<<<<
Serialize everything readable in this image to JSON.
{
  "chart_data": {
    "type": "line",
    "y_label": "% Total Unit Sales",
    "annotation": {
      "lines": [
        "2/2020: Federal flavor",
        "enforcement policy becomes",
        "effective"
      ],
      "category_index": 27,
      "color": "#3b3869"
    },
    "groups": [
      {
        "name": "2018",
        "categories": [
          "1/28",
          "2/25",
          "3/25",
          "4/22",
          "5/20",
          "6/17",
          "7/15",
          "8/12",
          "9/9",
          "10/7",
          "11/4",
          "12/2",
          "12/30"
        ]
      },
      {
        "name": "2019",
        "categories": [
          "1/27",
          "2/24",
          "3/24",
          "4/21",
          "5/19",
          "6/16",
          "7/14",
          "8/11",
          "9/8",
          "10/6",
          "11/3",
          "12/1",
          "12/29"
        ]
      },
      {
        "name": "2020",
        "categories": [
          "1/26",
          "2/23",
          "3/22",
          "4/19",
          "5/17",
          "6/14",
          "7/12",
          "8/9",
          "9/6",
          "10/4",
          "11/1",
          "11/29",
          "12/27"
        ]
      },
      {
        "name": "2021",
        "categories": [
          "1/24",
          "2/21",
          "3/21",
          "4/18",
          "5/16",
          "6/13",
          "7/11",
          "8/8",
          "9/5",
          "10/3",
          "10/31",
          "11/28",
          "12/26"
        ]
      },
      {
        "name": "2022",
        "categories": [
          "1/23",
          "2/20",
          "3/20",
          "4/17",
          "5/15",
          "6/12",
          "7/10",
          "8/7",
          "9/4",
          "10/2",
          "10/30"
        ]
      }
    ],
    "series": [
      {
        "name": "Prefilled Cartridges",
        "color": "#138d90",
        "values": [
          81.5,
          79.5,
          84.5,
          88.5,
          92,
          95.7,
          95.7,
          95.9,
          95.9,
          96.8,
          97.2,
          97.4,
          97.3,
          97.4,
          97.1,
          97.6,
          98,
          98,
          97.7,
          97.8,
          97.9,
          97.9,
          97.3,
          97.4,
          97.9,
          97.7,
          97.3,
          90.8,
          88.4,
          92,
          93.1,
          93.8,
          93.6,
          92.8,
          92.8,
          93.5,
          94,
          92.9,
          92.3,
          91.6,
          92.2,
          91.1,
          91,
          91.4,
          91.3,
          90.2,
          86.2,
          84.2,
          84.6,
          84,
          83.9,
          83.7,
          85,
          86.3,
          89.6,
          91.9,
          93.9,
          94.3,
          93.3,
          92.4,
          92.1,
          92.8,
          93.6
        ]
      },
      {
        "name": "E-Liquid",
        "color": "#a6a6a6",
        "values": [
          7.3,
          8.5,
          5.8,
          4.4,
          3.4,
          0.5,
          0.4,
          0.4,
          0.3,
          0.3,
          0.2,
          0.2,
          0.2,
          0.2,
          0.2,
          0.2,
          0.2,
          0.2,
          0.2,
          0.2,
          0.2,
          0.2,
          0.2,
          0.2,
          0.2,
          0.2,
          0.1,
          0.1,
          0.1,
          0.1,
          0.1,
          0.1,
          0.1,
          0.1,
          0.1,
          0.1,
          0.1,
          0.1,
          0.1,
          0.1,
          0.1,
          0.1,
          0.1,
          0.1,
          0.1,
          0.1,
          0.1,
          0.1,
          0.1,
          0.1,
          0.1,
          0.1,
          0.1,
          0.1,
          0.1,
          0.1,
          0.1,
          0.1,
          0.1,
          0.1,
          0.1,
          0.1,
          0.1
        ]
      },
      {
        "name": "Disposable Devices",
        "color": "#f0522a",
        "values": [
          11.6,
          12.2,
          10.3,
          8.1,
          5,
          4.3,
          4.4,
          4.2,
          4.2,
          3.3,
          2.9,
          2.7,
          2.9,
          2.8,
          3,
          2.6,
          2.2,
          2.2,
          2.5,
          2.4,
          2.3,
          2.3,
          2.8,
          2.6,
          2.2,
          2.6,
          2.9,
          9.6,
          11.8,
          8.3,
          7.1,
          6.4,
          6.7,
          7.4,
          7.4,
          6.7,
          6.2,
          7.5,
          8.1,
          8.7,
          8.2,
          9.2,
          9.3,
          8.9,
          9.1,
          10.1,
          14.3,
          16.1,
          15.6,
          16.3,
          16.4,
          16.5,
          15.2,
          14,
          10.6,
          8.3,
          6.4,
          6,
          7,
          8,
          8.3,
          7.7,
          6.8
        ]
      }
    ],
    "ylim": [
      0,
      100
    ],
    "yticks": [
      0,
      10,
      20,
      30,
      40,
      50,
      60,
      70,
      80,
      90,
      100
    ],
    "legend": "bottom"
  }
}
>>>>
<<<<
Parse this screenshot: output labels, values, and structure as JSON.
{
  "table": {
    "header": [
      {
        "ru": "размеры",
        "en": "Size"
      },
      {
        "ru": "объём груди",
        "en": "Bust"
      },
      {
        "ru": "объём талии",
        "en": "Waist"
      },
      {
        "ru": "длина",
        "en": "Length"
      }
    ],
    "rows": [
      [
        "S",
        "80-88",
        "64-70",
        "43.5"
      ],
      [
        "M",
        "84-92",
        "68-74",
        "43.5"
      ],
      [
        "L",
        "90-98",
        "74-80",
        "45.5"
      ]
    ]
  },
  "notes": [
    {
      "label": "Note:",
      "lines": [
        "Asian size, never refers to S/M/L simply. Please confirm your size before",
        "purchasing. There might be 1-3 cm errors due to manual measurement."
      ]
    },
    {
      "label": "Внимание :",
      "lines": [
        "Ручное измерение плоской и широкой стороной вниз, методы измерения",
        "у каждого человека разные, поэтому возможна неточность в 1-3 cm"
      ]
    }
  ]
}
>>>>
<<<<
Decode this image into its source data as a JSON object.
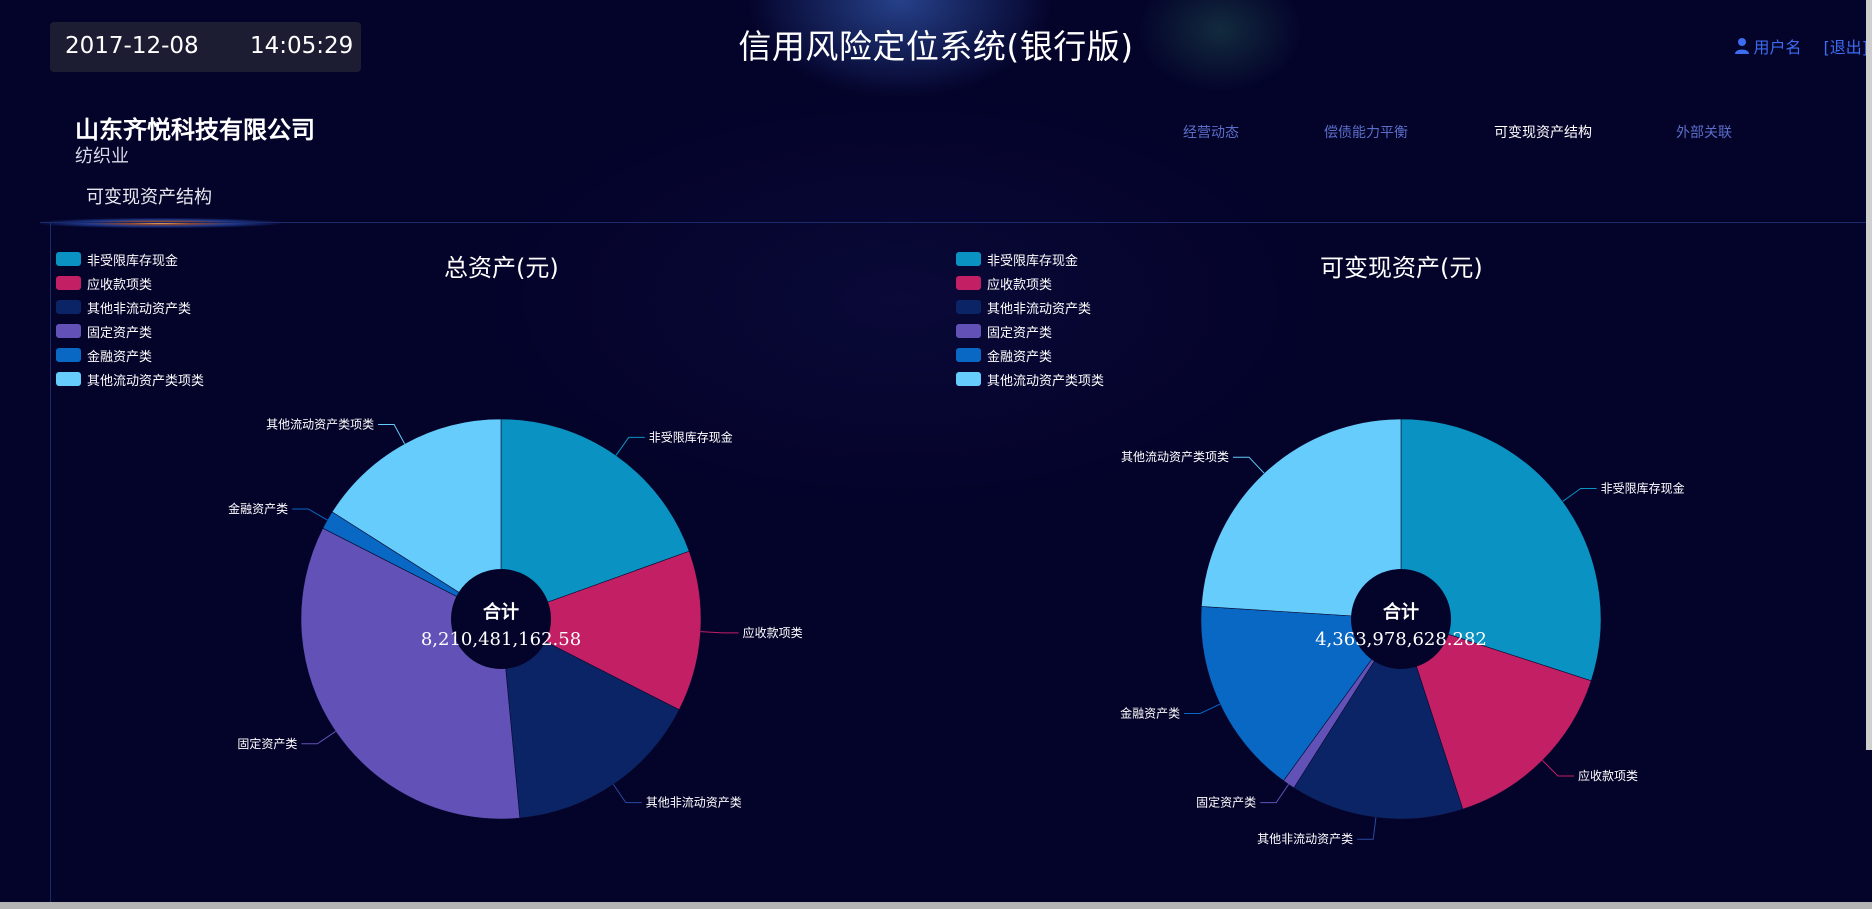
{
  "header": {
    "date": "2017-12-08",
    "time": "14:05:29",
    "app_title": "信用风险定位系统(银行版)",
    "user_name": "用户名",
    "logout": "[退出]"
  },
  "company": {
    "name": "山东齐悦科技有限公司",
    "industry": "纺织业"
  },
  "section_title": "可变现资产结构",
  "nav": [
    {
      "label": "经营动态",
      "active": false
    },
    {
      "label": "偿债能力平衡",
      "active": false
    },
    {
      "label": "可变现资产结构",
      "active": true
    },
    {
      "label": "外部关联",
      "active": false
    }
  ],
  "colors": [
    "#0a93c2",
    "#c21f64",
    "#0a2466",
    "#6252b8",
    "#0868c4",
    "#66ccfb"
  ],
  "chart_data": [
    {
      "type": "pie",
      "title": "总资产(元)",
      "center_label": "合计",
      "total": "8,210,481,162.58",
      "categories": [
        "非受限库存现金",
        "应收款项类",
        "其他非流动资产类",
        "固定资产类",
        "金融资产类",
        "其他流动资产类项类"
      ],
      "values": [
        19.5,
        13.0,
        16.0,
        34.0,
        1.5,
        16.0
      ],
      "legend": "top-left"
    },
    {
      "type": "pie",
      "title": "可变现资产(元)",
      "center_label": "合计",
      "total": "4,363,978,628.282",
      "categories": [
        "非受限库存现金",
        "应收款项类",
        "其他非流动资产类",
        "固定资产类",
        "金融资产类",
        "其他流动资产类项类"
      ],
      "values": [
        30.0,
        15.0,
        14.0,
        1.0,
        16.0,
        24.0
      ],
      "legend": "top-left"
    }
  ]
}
>>>>
Task details >> For each line of the listing that holds the word "image", show that line.

Solution below >>
Serialize everything readable in this image to JSON.
Decode this image into its source data as a JSON object.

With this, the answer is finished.